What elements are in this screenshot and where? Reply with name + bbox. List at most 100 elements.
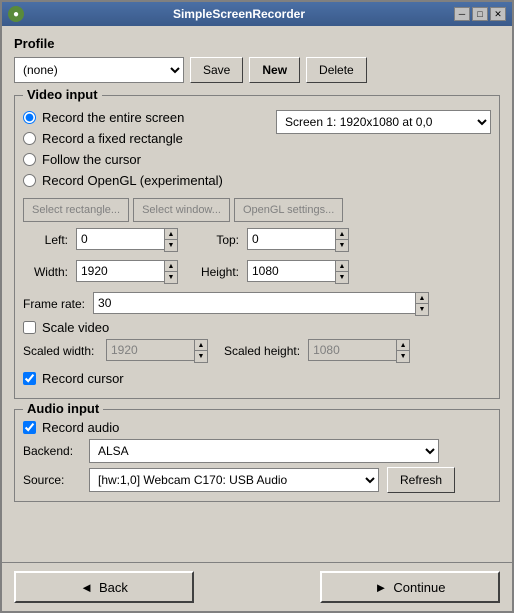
titlebar-controls: ─ □ ✕ xyxy=(454,7,506,21)
radio-opengl-label: Record OpenGL (experimental) xyxy=(42,173,223,188)
scaled-width-input[interactable]: 1920 xyxy=(106,339,194,361)
backend-row: Backend: ALSAPulseAudio xyxy=(23,439,491,463)
delete-button[interactable]: Delete xyxy=(306,57,367,83)
height-spin-up[interactable]: ▲ xyxy=(336,261,348,272)
radio-fixed-rect[interactable]: Record a fixed rectangle xyxy=(23,131,223,146)
scaled-width-field-row: Scaled width: 1920 ▲ ▼ xyxy=(23,339,208,363)
top-spin-up[interactable]: ▲ xyxy=(336,229,348,240)
continue-button[interactable]: ► Continue xyxy=(320,571,500,603)
screen-select[interactable]: Screen 1: 1920x1080 at 0,0 xyxy=(276,110,491,134)
record-audio-label: Record audio xyxy=(42,420,119,435)
left-spinner: 0 ▲ ▼ xyxy=(76,228,178,252)
scaled-height-input[interactable]: 1080 xyxy=(308,339,396,361)
app-icon: ● xyxy=(8,6,24,22)
profile-select[interactable]: (none) xyxy=(14,57,184,83)
back-button[interactable]: ◄ Back xyxy=(14,571,194,603)
main-window: ● SimpleScreenRecorder ─ □ ✕ Profile (no… xyxy=(0,0,514,613)
back-label: Back xyxy=(99,580,128,595)
framerate-spin-up[interactable]: ▲ xyxy=(416,293,428,304)
scaled-width-spin-down[interactable]: ▼ xyxy=(195,351,207,362)
width-spin-buttons: ▲ ▼ xyxy=(164,260,178,284)
scaled-height-label: Scaled height: xyxy=(224,344,300,358)
record-cursor-checkbox[interactable] xyxy=(23,372,36,385)
select-rectangle-button[interactable]: Select rectangle... xyxy=(23,198,129,222)
width-field-row: Width: 1920 ▲ ▼ xyxy=(23,260,178,284)
width-spin-up[interactable]: ▲ xyxy=(165,261,177,272)
width-input[interactable]: 1920 xyxy=(76,260,164,282)
backend-label: Backend: xyxy=(23,444,81,458)
left-spin-buttons: ▲ ▼ xyxy=(164,228,178,252)
left-label: Left: xyxy=(23,233,68,247)
opengl-settings-button[interactable]: OpenGL settings... xyxy=(234,198,343,222)
scale-video-row: Scale video xyxy=(23,320,491,335)
height-spinner: 1080 ▲ ▼ xyxy=(247,260,349,284)
record-cursor-label: Record cursor xyxy=(42,371,124,386)
video-input-group: Video input Record the entire screen Rec… xyxy=(14,95,500,399)
framerate-row: Frame rate: 30 ▲ ▼ xyxy=(23,292,491,316)
height-spin-down[interactable]: ▼ xyxy=(336,272,348,283)
maximize-button[interactable]: □ xyxy=(472,7,488,21)
radio-fixed-rect-label: Record a fixed rectangle xyxy=(42,131,183,146)
scale-video-label: Scale video xyxy=(42,320,109,335)
new-button[interactable]: New xyxy=(249,57,300,83)
close-button[interactable]: ✕ xyxy=(490,7,506,21)
record-cursor-row: Record cursor xyxy=(23,371,491,386)
scaled-height-spin-down[interactable]: ▼ xyxy=(397,351,409,362)
save-button[interactable]: Save xyxy=(190,57,243,83)
content-area: Profile (none) Save New Delete Video inp… xyxy=(2,26,512,562)
source-label: Source: xyxy=(23,473,81,487)
radio-follow-cursor-label: Follow the cursor xyxy=(42,152,141,167)
source-select[interactable]: [hw:1,0] Webcam C170: USB Audio xyxy=(89,468,379,492)
radio-entire-screen[interactable]: Record the entire screen xyxy=(23,110,223,125)
width-height-row: Width: 1920 ▲ ▼ Height: 1080 ▲ xyxy=(23,260,491,288)
audio-input-group: Audio input Record audio Backend: ALSAPu… xyxy=(14,409,500,502)
source-row: Source: [hw:1,0] Webcam C170: USB Audio … xyxy=(23,467,491,493)
continue-label: Continue xyxy=(393,580,445,595)
top-spin-down[interactable]: ▼ xyxy=(336,240,348,251)
refresh-button[interactable]: Refresh xyxy=(387,467,455,493)
framerate-spin-down[interactable]: ▼ xyxy=(416,304,428,315)
scaled-width-spin-up[interactable]: ▲ xyxy=(195,340,207,351)
top-input[interactable]: 0 xyxy=(247,228,335,250)
left-spin-down[interactable]: ▼ xyxy=(165,240,177,251)
height-input[interactable]: 1080 xyxy=(247,260,335,282)
window-title: SimpleScreenRecorder xyxy=(24,7,454,21)
video-input-title: Video input xyxy=(23,87,102,102)
left-spin-up[interactable]: ▲ xyxy=(165,229,177,240)
scale-video-checkbox[interactable] xyxy=(23,321,36,334)
framerate-input[interactable]: 30 xyxy=(93,292,415,314)
framerate-spin-buttons: ▲ ▼ xyxy=(415,292,429,316)
bottom-navigation: ◄ Back ► Continue xyxy=(2,562,512,611)
scaled-dimensions-row: Scaled width: 1920 ▲ ▼ Scaled height: 10… xyxy=(23,339,491,367)
video-radio-group: Record the entire screen Record a fixed … xyxy=(23,110,223,192)
record-audio-row: Record audio xyxy=(23,420,491,435)
scaled-width-label: Scaled width: xyxy=(23,344,98,358)
video-top-row: Record the entire screen Record a fixed … xyxy=(23,110,491,192)
top-label: Top: xyxy=(194,233,239,247)
backend-select[interactable]: ALSAPulseAudio xyxy=(89,439,439,463)
width-label: Width: xyxy=(23,265,68,279)
height-label: Height: xyxy=(194,265,239,279)
scaled-height-spin-buttons: ▲ ▼ xyxy=(396,339,410,363)
audio-input-title: Audio input xyxy=(23,401,103,416)
radio-opengl[interactable]: Record OpenGL (experimental) xyxy=(23,173,223,188)
profile-section-title: Profile xyxy=(14,36,500,51)
record-audio-checkbox[interactable] xyxy=(23,421,36,434)
height-spin-buttons: ▲ ▼ xyxy=(335,260,349,284)
minimize-button[interactable]: ─ xyxy=(454,7,470,21)
top-field-row: Top: 0 ▲ ▼ xyxy=(194,228,349,252)
radio-follow-cursor[interactable]: Follow the cursor xyxy=(23,152,223,167)
select-window-button[interactable]: Select window... xyxy=(133,198,230,222)
left-top-row: Left: 0 ▲ ▼ Top: 0 ▲ xyxy=(23,228,491,256)
framerate-label: Frame rate: xyxy=(23,297,85,311)
screen-select-wrapper: Screen 1: 1920x1080 at 0,0 xyxy=(276,110,491,134)
width-spin-down[interactable]: ▼ xyxy=(165,272,177,283)
scaled-height-field-row: Scaled height: 1080 ▲ ▼ xyxy=(224,339,410,363)
scaled-width-spinner: 1920 ▲ ▼ xyxy=(106,339,208,363)
scaled-height-spinner: 1080 ▲ ▼ xyxy=(308,339,410,363)
left-field-row: Left: 0 ▲ ▼ xyxy=(23,228,178,252)
left-input[interactable]: 0 xyxy=(76,228,164,250)
rect-buttons-row: Select rectangle... Select window... Ope… xyxy=(23,198,491,222)
scaled-height-spin-up[interactable]: ▲ xyxy=(397,340,409,351)
back-icon: ◄ xyxy=(80,580,93,595)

_____

Rewrite every line of the records with "SimpleScreenRecorder" replaced by "ScreenCapture" and nothing else changed. Leave out the pictures.

What elements are in this screenshot and where? Reply with name + bbox. List at most 100 elements.
titlebar-controls: ─ □ ✕ xyxy=(454,7,506,21)
radio-opengl-label: Record OpenGL (experimental) xyxy=(42,173,223,188)
scaled-width-input[interactable]: 1920 xyxy=(106,339,194,361)
backend-row: Backend: ALSAPulseAudio xyxy=(23,439,491,463)
delete-button[interactable]: Delete xyxy=(306,57,367,83)
height-spin-up[interactable]: ▲ xyxy=(336,261,348,272)
radio-fixed-rect[interactable]: Record a fixed rectangle xyxy=(23,131,223,146)
scaled-width-field-row: Scaled width: 1920 ▲ ▼ xyxy=(23,339,208,363)
top-spin-up[interactable]: ▲ xyxy=(336,229,348,240)
continue-button[interactable]: ► Continue xyxy=(320,571,500,603)
screen-select[interactable]: Screen 1: 1920x1080 at 0,0 xyxy=(276,110,491,134)
record-audio-label: Record audio xyxy=(42,420,119,435)
left-spinner: 0 ▲ ▼ xyxy=(76,228,178,252)
scaled-height-input[interactable]: 1080 xyxy=(308,339,396,361)
app-icon: ● xyxy=(8,6,24,22)
profile-select[interactable]: (none) xyxy=(14,57,184,83)
back-button[interactable]: ◄ Back xyxy=(14,571,194,603)
main-window: ● ScreenCapture ─ □ ✕ Profile (no… xyxy=(0,0,514,613)
back-label: Back xyxy=(99,580,128,595)
framerate-spin-up[interactable]: ▲ xyxy=(416,293,428,304)
scaled-width-spin-down[interactable]: ▼ xyxy=(195,351,207,362)
width-spin-buttons: ▲ ▼ xyxy=(164,260,178,284)
scaled-height-label: Scaled height: xyxy=(224,344,300,358)
record-cursor-checkbox[interactable] xyxy=(23,372,36,385)
select-rectangle-button[interactable]: Select rectangle... xyxy=(23,198,129,222)
width-field-row: Width: 1920 ▲ ▼ xyxy=(23,260,178,284)
width-spin-up[interactable]: ▲ xyxy=(165,261,177,272)
width-input[interactable]: 1920 xyxy=(76,260,164,282)
backend-label: Backend: xyxy=(23,444,81,458)
left-spin-buttons: ▲ ▼ xyxy=(164,228,178,252)
left-label: Left: xyxy=(23,233,68,247)
opengl-settings-button[interactable]: OpenGL settings... xyxy=(234,198,343,222)
scale-video-row: Scale video xyxy=(23,320,491,335)
height-spinner: 1080 ▲ ▼ xyxy=(247,260,349,284)
record-cursor-label: Record cursor xyxy=(42,371,124,386)
video-input-group: Video input Record the entire screen Rec… xyxy=(14,95,500,399)
framerate-row: Frame rate: 30 ▲ ▼ xyxy=(23,292,491,316)
height-spin-down[interactable]: ▼ xyxy=(336,272,348,283)
maximize-button[interactable]: □ xyxy=(472,7,488,21)
radio-fixed-rect-label: Record a fixed rectangle xyxy=(42,131,183,146)
scale-video-label: Scale video xyxy=(42,320,109,335)
new-button[interactable]: New xyxy=(249,57,300,83)
close-button[interactable]: ✕ xyxy=(490,7,506,21)
record-cursor-row: Record cursor xyxy=(23,371,491,386)
scaled-height-spin-down[interactable]: ▼ xyxy=(397,351,409,362)
save-button[interactable]: Save xyxy=(190,57,243,83)
content-area: Profile (none) Save New Delete Video inp… xyxy=(2,26,512,562)
source-label: Source: xyxy=(23,473,81,487)
radio-follow-cursor-label: Follow the cursor xyxy=(42,152,141,167)
source-select[interactable]: [hw:1,0] Webcam C170: USB Audio xyxy=(89,468,379,492)
radio-entire-screen[interactable]: Record the entire screen xyxy=(23,110,223,125)
width-height-row: Width: 1920 ▲ ▼ Height: 1080 ▲ xyxy=(23,260,491,288)
audio-input-group: Audio input Record audio Backend: ALSAPu… xyxy=(14,409,500,502)
source-row: Source: [hw:1,0] Webcam C170: USB Audio … xyxy=(23,467,491,493)
continue-label: Continue xyxy=(393,580,445,595)
top-spin-down[interactable]: ▼ xyxy=(336,240,348,251)
refresh-button[interactable]: Refresh xyxy=(387,467,455,493)
framerate-spin-down[interactable]: ▼ xyxy=(416,304,428,315)
scaled-width-spin-up[interactable]: ▲ xyxy=(195,340,207,351)
top-input[interactable]: 0 xyxy=(247,228,335,250)
left-spin-down[interactable]: ▼ xyxy=(165,240,177,251)
height-input[interactable]: 1080 xyxy=(247,260,335,282)
window-title: ScreenCapture xyxy=(24,7,454,21)
video-input-title: Video input xyxy=(23,87,102,102)
left-spin-up[interactable]: ▲ xyxy=(165,229,177,240)
scale-video-checkbox[interactable] xyxy=(23,321,36,334)
framerate-input[interactable]: 30 xyxy=(93,292,415,314)
framerate-spin-buttons: ▲ ▼ xyxy=(415,292,429,316)
bottom-navigation: ◄ Back ► Continue xyxy=(2,562,512,611)
scaled-dimensions-row: Scaled width: 1920 ▲ ▼ Scaled height: 10… xyxy=(23,339,491,367)
video-radio-group: Record the entire screen Record a fixed … xyxy=(23,110,223,192)
record-audio-row: Record audio xyxy=(23,420,491,435)
scaled-width-label: Scaled width: xyxy=(23,344,98,358)
video-top-row: Record the entire screen Record a fixed … xyxy=(23,110,491,192)
top-label: Top: xyxy=(194,233,239,247)
backend-select[interactable]: ALSAPulseAudio xyxy=(89,439,439,463)
width-label: Width: xyxy=(23,265,68,279)
height-label: Height: xyxy=(194,265,239,279)
scaled-height-spin-buttons: ▲ ▼ xyxy=(396,339,410,363)
audio-input-title: Audio input xyxy=(23,401,103,416)
radio-opengl[interactable]: Record OpenGL (experimental) xyxy=(23,173,223,188)
profile-section-title: Profile xyxy=(14,36,500,51)
record-audio-checkbox[interactable] xyxy=(23,421,36,434)
height-spin-buttons: ▲ ▼ xyxy=(335,260,349,284)
minimize-button[interactable]: ─ xyxy=(454,7,470,21)
top-field-row: Top: 0 ▲ ▼ xyxy=(194,228,349,252)
radio-follow-cursor[interactable]: Follow the cursor xyxy=(23,152,223,167)
select-window-button[interactable]: Select window... xyxy=(133,198,230,222)
left-top-row: Left: 0 ▲ ▼ Top: 0 ▲ xyxy=(23,228,491,256)
framerate-label: Frame rate: xyxy=(23,297,85,311)
screen-select-wrapper: Screen 1: 1920x1080 at 0,0 xyxy=(276,110,491,134)
width-spin-down[interactable]: ▼ xyxy=(165,272,177,283)
scaled-height-field-row: Scaled height: 1080 ▲ ▼ xyxy=(224,339,410,363)
scaled-width-spinner: 1920 ▲ ▼ xyxy=(106,339,208,363)
scaled-height-spinner: 1080 ▲ ▼ xyxy=(308,339,410,363)
left-field-row: Left: 0 ▲ ▼ xyxy=(23,228,178,252)
left-input[interactable]: 0 xyxy=(76,228,164,250)
rect-buttons-row: Select rectangle... Select window... Ope… xyxy=(23,198,491,222)
scaled-height-spin-up[interactable]: ▲ xyxy=(397,340,409,351)
back-icon: ◄ xyxy=(80,580,93,595)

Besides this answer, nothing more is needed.